Collect each line containing "pieces".

═════ Input ═════

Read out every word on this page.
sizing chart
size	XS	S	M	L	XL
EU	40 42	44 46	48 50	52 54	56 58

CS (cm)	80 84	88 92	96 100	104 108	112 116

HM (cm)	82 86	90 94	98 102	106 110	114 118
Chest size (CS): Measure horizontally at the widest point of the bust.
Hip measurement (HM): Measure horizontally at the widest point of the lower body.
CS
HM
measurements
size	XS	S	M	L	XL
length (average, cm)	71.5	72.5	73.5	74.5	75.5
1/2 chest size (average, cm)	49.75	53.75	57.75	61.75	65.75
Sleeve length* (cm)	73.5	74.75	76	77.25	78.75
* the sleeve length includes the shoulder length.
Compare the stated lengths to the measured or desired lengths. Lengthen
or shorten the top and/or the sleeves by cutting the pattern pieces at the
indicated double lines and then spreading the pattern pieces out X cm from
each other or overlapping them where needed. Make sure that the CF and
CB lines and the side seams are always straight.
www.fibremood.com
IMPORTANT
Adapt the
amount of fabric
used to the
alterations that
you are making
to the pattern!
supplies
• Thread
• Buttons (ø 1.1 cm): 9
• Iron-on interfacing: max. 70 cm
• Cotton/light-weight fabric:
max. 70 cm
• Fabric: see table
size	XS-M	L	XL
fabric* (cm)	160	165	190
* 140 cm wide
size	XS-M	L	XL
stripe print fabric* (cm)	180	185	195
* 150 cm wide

═════

Result of the exercise
or shorten the top and/or the sleeves by cutting the pattern pieces at the
indicated double lines and then spreading the pattern pieces out X cm from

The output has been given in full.